ROWS:
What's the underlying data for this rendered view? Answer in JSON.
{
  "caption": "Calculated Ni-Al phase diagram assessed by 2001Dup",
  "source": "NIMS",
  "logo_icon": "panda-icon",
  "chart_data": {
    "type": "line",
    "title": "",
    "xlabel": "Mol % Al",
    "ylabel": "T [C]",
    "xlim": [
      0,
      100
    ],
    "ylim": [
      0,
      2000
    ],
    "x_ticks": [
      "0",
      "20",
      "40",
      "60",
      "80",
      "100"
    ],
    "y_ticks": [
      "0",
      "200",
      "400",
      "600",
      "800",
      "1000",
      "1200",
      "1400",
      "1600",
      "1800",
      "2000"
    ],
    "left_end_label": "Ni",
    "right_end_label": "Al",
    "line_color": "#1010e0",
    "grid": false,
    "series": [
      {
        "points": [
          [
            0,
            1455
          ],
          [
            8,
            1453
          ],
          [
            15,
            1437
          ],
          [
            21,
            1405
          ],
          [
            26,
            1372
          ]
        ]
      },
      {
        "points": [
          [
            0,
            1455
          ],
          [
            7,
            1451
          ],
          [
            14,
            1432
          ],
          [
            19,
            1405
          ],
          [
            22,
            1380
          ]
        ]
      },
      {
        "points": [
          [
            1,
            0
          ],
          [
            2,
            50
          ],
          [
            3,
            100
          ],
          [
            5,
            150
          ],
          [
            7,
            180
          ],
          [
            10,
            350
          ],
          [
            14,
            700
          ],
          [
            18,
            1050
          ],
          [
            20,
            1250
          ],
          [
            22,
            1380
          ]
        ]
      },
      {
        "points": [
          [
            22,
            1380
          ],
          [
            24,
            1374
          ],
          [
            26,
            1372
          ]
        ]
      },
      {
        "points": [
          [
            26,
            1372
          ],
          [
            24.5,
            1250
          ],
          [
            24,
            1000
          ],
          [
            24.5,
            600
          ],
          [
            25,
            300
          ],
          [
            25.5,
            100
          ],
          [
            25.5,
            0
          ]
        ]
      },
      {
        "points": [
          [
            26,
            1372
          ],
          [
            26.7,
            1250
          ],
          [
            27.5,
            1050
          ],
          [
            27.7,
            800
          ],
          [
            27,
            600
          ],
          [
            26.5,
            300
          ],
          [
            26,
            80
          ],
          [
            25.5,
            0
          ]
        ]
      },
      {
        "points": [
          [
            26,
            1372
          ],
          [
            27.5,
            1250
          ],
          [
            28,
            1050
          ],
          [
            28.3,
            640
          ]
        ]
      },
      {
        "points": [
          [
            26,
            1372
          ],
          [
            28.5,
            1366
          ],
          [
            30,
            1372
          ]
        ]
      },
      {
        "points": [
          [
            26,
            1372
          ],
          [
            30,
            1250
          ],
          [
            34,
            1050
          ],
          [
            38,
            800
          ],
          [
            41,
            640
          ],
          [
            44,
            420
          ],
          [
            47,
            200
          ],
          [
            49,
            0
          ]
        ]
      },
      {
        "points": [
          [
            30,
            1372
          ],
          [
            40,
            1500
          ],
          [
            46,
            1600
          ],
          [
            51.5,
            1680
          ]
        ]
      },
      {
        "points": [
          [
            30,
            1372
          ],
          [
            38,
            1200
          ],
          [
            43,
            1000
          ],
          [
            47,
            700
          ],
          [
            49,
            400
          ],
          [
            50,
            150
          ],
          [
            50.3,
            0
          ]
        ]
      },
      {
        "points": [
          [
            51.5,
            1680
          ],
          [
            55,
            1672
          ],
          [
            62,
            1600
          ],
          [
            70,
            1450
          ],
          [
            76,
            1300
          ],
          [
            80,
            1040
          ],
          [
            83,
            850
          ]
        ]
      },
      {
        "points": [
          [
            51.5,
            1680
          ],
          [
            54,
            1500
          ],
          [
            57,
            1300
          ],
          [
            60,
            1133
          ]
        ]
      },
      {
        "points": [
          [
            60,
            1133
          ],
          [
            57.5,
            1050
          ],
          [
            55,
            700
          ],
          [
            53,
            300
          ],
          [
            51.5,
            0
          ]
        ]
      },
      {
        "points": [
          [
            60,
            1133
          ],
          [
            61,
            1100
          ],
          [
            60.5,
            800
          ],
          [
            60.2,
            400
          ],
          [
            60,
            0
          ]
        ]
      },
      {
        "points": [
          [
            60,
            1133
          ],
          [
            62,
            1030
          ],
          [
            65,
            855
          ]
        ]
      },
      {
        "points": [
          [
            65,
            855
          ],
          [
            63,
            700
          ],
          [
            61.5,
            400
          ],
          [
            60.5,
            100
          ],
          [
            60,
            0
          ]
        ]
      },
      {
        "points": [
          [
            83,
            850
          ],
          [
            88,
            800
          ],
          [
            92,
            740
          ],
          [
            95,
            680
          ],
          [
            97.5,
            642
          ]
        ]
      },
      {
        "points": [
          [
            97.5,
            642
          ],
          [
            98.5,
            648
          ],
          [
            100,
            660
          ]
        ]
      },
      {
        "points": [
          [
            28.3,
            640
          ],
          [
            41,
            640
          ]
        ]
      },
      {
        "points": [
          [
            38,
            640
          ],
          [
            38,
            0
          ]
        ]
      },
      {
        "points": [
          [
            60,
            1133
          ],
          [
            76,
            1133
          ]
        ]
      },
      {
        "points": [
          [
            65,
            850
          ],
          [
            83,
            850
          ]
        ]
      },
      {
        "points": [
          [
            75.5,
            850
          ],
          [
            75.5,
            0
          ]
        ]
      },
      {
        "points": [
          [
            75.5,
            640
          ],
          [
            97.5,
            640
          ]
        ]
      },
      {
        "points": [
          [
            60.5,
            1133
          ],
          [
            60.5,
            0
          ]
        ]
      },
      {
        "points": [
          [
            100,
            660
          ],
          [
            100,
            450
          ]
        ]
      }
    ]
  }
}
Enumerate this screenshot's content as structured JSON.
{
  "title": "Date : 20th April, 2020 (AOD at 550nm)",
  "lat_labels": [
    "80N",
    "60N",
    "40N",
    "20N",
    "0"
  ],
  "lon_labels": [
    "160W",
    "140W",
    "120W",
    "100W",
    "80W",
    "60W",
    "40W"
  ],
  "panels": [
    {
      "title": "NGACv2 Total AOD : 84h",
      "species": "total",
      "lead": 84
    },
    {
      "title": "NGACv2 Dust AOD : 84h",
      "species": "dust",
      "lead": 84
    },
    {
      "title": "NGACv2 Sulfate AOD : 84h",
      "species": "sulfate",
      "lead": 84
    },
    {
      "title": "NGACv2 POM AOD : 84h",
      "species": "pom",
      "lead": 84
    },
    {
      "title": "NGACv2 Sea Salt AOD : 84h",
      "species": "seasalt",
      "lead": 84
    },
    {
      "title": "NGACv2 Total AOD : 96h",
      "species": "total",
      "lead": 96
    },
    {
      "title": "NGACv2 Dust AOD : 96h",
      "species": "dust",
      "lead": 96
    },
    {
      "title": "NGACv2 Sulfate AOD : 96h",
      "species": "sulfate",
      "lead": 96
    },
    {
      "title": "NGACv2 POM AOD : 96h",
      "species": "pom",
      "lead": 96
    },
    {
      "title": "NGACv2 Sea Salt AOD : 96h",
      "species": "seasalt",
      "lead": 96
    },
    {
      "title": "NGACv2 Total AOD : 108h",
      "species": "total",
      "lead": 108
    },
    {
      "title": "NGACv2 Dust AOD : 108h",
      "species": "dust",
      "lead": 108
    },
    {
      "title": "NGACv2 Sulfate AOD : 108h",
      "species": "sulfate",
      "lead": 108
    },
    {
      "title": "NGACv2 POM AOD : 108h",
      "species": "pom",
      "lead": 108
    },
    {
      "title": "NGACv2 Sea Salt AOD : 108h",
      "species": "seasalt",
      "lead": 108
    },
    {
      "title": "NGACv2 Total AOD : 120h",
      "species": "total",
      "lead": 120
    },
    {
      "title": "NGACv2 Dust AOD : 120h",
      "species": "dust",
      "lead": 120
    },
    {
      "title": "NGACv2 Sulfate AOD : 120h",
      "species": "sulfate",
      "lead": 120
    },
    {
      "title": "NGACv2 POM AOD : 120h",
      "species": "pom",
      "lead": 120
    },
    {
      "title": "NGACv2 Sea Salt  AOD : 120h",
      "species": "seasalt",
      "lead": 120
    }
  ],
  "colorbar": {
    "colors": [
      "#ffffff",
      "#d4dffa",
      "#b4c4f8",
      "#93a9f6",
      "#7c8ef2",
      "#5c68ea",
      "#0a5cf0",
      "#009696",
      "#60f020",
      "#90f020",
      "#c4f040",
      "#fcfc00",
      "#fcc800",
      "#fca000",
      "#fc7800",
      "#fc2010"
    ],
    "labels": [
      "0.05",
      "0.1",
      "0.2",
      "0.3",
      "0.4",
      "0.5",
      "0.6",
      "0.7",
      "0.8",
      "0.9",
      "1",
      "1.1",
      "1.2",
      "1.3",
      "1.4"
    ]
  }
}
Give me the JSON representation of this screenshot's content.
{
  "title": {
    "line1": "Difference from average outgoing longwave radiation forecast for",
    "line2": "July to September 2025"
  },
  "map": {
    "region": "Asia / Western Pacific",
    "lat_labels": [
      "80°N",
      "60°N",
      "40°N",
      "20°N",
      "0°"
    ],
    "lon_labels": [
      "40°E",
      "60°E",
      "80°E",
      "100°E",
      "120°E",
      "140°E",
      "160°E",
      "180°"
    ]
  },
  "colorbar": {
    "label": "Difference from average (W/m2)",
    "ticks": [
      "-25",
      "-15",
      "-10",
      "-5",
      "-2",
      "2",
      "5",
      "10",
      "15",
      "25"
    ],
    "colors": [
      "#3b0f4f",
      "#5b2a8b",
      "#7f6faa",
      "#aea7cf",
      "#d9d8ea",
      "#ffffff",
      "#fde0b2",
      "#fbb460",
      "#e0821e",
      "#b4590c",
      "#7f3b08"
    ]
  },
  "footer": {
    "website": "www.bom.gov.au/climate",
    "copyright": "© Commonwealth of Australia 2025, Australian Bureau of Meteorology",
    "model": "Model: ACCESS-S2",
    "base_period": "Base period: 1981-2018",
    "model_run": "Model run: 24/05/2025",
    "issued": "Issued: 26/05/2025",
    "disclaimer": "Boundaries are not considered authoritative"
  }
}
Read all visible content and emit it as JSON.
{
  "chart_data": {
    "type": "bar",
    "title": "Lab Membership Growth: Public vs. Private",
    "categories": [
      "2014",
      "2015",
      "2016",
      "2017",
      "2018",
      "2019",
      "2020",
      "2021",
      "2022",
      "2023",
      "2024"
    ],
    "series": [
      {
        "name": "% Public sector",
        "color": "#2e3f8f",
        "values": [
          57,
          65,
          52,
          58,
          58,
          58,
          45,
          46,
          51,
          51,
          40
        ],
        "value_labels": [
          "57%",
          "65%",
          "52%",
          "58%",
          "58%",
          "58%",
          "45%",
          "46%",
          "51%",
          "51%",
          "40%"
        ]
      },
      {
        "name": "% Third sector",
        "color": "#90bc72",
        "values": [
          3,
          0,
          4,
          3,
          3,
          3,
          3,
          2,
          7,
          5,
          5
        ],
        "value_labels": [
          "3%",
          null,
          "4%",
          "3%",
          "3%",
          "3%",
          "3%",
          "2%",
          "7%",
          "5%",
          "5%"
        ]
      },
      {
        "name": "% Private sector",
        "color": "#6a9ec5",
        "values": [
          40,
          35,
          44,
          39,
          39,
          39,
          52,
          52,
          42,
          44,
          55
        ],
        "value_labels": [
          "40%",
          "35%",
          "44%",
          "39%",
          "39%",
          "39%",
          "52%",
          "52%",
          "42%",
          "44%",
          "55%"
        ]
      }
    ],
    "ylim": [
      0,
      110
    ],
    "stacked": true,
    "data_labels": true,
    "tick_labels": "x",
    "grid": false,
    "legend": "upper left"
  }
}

GIVEN EXERCISE: Copy each line from the data above that includes "Public".

SOLVED PROBLEM:
    "title": "Lab Membership Growth: Public vs. Private",
        "name": "% Public sector",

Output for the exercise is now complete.